- STATED PROBLEM: Repeat the whole listing exactly.

- MATERIAL:
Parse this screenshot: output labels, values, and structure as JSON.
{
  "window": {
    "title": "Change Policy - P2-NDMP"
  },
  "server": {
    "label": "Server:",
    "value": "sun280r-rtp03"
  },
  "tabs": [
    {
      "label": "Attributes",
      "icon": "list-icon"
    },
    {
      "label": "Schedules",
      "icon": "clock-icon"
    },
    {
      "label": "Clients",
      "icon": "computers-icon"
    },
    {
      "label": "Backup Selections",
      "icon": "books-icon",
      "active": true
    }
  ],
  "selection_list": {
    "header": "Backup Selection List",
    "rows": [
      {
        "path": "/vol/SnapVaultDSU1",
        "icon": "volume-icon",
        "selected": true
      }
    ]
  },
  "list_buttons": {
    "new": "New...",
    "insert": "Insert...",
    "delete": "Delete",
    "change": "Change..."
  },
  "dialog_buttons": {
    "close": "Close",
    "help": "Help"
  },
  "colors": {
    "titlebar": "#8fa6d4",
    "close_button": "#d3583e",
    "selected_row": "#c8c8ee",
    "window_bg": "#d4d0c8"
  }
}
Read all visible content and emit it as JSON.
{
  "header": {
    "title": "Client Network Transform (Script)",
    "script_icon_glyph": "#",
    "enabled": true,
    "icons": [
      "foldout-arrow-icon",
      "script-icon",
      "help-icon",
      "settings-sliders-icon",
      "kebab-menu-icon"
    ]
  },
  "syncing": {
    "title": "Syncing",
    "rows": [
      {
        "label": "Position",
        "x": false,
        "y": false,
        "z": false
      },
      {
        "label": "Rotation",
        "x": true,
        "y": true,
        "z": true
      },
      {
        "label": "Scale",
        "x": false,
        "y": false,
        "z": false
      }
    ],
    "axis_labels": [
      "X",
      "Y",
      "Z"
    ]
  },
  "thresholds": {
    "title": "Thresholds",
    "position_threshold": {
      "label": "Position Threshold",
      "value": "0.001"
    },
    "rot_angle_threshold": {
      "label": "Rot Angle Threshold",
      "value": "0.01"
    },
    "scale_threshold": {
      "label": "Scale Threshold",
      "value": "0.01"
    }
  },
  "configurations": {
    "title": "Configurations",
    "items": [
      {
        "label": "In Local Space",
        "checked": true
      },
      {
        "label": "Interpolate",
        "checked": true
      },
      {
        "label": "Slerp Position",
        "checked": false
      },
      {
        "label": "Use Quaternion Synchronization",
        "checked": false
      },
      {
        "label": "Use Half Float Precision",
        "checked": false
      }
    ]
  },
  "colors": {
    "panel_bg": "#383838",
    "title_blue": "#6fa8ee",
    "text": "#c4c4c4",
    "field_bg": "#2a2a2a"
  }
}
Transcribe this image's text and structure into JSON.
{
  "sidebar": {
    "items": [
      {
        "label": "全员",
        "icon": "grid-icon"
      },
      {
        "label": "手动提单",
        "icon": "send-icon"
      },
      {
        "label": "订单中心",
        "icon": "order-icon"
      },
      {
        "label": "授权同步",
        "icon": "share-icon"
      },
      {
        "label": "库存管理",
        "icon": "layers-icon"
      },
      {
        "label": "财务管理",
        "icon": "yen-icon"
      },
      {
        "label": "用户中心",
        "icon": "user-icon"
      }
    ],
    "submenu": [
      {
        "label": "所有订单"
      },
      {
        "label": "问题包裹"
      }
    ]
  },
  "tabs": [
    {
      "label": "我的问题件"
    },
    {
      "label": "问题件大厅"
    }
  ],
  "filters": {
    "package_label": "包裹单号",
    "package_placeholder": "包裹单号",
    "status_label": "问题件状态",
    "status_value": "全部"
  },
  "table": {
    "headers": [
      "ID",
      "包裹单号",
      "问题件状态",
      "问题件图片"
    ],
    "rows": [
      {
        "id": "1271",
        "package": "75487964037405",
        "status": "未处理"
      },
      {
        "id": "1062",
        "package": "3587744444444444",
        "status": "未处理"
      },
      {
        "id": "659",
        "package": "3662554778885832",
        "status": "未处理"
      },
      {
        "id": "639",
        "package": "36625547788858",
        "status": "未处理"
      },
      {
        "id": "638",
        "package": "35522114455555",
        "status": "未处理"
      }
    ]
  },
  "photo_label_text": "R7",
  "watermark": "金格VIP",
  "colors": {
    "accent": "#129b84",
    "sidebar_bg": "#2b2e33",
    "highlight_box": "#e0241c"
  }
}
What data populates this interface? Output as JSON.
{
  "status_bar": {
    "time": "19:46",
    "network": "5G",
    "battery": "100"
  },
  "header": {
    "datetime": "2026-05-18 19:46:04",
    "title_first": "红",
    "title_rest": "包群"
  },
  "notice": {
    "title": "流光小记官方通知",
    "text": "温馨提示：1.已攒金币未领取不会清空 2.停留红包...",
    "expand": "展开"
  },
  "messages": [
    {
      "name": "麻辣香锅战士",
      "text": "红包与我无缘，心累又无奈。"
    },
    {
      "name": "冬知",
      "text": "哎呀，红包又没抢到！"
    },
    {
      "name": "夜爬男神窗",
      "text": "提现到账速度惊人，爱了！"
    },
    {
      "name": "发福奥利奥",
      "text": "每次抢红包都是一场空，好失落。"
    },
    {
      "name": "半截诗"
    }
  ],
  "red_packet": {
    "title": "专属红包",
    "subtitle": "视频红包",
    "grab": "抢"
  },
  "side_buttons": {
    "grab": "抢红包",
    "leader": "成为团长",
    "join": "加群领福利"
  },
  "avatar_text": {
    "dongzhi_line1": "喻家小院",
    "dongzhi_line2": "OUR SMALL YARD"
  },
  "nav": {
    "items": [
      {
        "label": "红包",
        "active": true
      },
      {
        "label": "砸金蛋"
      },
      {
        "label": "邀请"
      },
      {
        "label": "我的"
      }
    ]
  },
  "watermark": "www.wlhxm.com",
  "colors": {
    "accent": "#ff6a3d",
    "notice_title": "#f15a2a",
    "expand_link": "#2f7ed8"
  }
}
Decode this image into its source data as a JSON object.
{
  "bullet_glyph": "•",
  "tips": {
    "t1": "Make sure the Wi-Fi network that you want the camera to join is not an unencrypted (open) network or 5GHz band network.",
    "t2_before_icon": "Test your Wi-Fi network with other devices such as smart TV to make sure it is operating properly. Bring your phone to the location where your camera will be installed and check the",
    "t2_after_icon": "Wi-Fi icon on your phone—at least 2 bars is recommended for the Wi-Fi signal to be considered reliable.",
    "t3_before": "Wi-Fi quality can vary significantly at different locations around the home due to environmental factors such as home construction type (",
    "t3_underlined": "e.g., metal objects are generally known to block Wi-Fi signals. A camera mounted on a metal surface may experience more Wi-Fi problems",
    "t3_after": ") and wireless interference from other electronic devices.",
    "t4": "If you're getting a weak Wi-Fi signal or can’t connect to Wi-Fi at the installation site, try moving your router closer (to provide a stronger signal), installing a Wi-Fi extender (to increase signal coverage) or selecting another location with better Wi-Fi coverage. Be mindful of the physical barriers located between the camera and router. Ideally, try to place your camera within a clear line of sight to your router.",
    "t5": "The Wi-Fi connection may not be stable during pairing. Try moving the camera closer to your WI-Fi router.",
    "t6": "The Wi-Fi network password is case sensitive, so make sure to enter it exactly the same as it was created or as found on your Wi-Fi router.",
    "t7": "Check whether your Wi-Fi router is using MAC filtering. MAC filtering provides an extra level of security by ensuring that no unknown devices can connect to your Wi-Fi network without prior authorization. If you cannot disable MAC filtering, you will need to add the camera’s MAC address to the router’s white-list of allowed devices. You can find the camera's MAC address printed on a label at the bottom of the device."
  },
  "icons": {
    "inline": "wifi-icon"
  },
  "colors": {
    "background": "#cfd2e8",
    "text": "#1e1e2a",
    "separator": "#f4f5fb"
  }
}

- EXERCISE RESPONSE:
Parse this screenshot: output labels, values, and structure as JSON.
{
  "window": {
    "title": "Change Policy - P2-NDMP"
  },
  "server": {
    "label": "Server:",
    "value": "sun280r-rtp03"
  },
  "tabs": [
    {
      "label": "Attributes",
      "icon": "list-icon"
    },
    {
      "label": "Schedules",
      "icon": "clock-icon"
    },
    {
      "label": "Clients",
      "icon": "computers-icon"
    },
    {
      "label": "Backup Selections",
      "icon": "books-icon",
      "active": true
    }
  ],
  "selection_list": {
    "header": "Backup Selection List",
    "rows": [
      {
        "path": "/vol/SnapVaultDSU1",
        "icon": "volume-icon",
        "selected": true
      }
    ]
  },
  "list_buttons": {
    "new": "New...",
    "insert": "Insert...",
    "delete": "Delete",
    "change": "Change..."
  },
  "dialog_buttons": {
    "close": "Close",
    "help": "Help"
  },
  "colors": {
    "titlebar": "#8fa6d4",
    "close_button": "#d3583e",
    "selected_row": "#c8c8ee",
    "window_bg": "#d4d0c8"
  }
}
Read all visible content and emit it as JSON.
{
  "header": {
    "title": "Client Network Transform (Script)",
    "script_icon_glyph": "#",
    "enabled": true,
    "icons": [
      "foldout-arrow-icon",
      "script-icon",
      "help-icon",
      "settings-sliders-icon",
      "kebab-menu-icon"
    ]
  },
  "syncing": {
    "title": "Syncing",
    "rows": [
      {
        "label": "Position",
        "x": false,
        "y": false,
        "z": false
      },
      {
        "label": "Rotation",
        "x": true,
        "y": true,
        "z": true
      },
      {
        "label": "Scale",
        "x": false,
        "y": false,
        "z": false
      }
    ],
    "axis_labels": [
      "X",
      "Y",
      "Z"
    ]
  },
  "thresholds": {
    "title": "Thresholds",
    "position_threshold": {
      "label": "Position Threshold",
      "value": "0.001"
    },
    "rot_angle_threshold": {
      "label": "Rot Angle Threshold",
      "value": "0.01"
    },
    "scale_threshold": {
      "label": "Scale Threshold",
      "value": "0.01"
    }
  },
  "configurations": {
    "title": "Configurations",
    "items": [
      {
        "label": "In Local Space",
        "checked": true
      },
      {
        "label": "Interpolate",
        "checked": true
      },
      {
        "label": "Slerp Position",
        "checked": false
      },
      {
        "label": "Use Quaternion Synchronization",
        "checked": false
      },
      {
        "label": "Use Half Float Precision",
        "checked": false
      }
    ]
  },
  "colors": {
    "panel_bg": "#383838",
    "title_blue": "#6fa8ee",
    "text": "#c4c4c4",
    "field_bg": "#2a2a2a"
  }
}
Transcribe this image's text and structure into JSON.
{
  "sidebar": {
    "items": [
      {
        "label": "全员",
        "icon": "grid-icon"
      },
      {
        "label": "手动提单",
        "icon": "send-icon"
      },
      {
        "label": "订单中心",
        "icon": "order-icon"
      },
      {
        "label": "授权同步",
        "icon": "share-icon"
      },
      {
        "label": "库存管理",
        "icon": "layers-icon"
      },
      {
        "label": "财务管理",
        "icon": "yen-icon"
      },
      {
        "label": "用户中心",
        "icon": "user-icon"
      }
    ],
    "submenu": [
      {
        "label": "所有订单"
      },
      {
        "label": "问题包裹"
      }
    ]
  },
  "tabs": [
    {
      "label": "我的问题件"
    },
    {
      "label": "问题件大厅"
    }
  ],
  "filters": {
    "package_label": "包裹单号",
    "package_placeholder": "包裹单号",
    "status_label": "问题件状态",
    "status_value": "全部"
  },
  "table": {
    "headers": [
      "ID",
      "包裹单号",
      "问题件状态",
      "问题件图片"
    ],
    "rows": [
      {
        "id": "1271",
        "package": "75487964037405",
        "status": "未处理"
      },
      {
        "id": "1062",
        "package": "3587744444444444",
        "status": "未处理"
      },
      {
        "id": "659",
        "package": "3662554778885832",
        "status": "未处理"
      },
      {
        "id": "639",
        "package": "36625547788858",
        "status": "未处理"
      },
      {
        "id": "638",
        "package": "35522114455555",
        "status": "未处理"
      }
    ]
  },
  "photo_label_text": "R7",
  "watermark": "金格VIP",
  "colors": {
    "accent": "#129b84",
    "sidebar_bg": "#2b2e33",
    "highlight_box": "#e0241c"
  }
}
What data populates this interface? Output as JSON.
{
  "status_bar": {
    "time": "19:46",
    "network": "5G",
    "battery": "100"
  },
  "header": {
    "datetime": "2026-05-18 19:46:04",
    "title_first": "红",
    "title_rest": "包群"
  },
  "notice": {
    "title": "流光小记官方通知",
    "text": "温馨提示：1.已攒金币未领取不会清空 2.停留红包...",
    "expand": "展开"
  },
  "messages": [
    {
      "name": "麻辣香锅战士",
      "text": "红包与我无缘，心累又无奈。"
    },
    {
      "name": "冬知",
      "text": "哎呀，红包又没抢到！"
    },
    {
      "name": "夜爬男神窗",
      "text": "提现到账速度惊人，爱了！"
    },
    {
      "name": "发福奥利奥",
      "text": "每次抢红包都是一场空，好失落。"
    },
    {
      "name": "半截诗"
    }
  ],
  "red_packet": {
    "title": "专属红包",
    "subtitle": "视频红包",
    "grab": "抢"
  },
  "side_buttons": {
    "grab": "抢红包",
    "leader": "成为团长",
    "join": "加群领福利"
  },
  "avatar_text": {
    "dongzhi_line1": "喻家小院",
    "dongzhi_line2": "OUR SMALL YARD"
  },
  "nav": {
    "items": [
      {
        "label": "红包",
        "active": true
      },
      {
        "label": "砸金蛋"
      },
      {
        "label": "邀请"
      },
      {
        "label": "我的"
      }
    ]
  },
  "watermark": "www.wlhxm.com",
  "colors": {
    "accent": "#ff6a3d",
    "notice_title": "#f15a2a",
    "expand_link": "#2f7ed8"
  }
}
Decode this image into its source data as a JSON object.
{
  "bullet_glyph": "•",
  "tips": {
    "t1": "Make sure the Wi-Fi network that you want the camera to join is not an unencrypted (open) network or 5GHz band network.",
    "t2_before_icon": "Test your Wi-Fi network with other devices such as smart TV to make sure it is operating properly. Bring your phone to the location where your camera will be installed and check the",
    "t2_after_icon": "Wi-Fi icon on your phone—at least 2 bars is recommended for the Wi-Fi signal to be considered reliable.",
    "t3_before": "Wi-Fi quality can vary significantly at different locations around the home due to environmental factors such as home construction type (",
    "t3_underlined": "e.g., metal objects are generally known to block Wi-Fi signals. A camera mounted on a metal surface may experience more Wi-Fi problems",
    "t3_after": ") and wireless interference from other electronic devices.",
    "t4": "If you're getting a weak Wi-Fi signal or can’t connect to Wi-Fi at the installation site, try moving your router closer (to provide a stronger signal), installing a Wi-Fi extender (to increase signal coverage) or selecting another location with better Wi-Fi coverage. Be mindful of the physical barriers located between the camera and router. Ideally, try to place your camera within a clear line of sight to your router.",
    "t5": "The Wi-Fi connection may not be stable during pairing. Try moving the camera closer to your WI-Fi router.",
    "t6": "The Wi-Fi network password is case sensitive, so make sure to enter it exactly the same as it was created or as found on your Wi-Fi router.",
    "t7": "Check whether your Wi-Fi router is using MAC filtering. MAC filtering provides an extra level of security by ensuring that no unknown devices can connect to your Wi-Fi network without prior authorization. If you cannot disable MAC filtering, you will need to add the camera’s MAC address to the router’s white-list of allowed devices. You can find the camera's MAC address printed on a label at the bottom of the device."
  },
  "icons": {
    "inline": "wifi-icon"
  },
  "colors": {
    "background": "#cfd2e8",
    "text": "#1e1e2a",
    "separator": "#f4f5fb"
  }
}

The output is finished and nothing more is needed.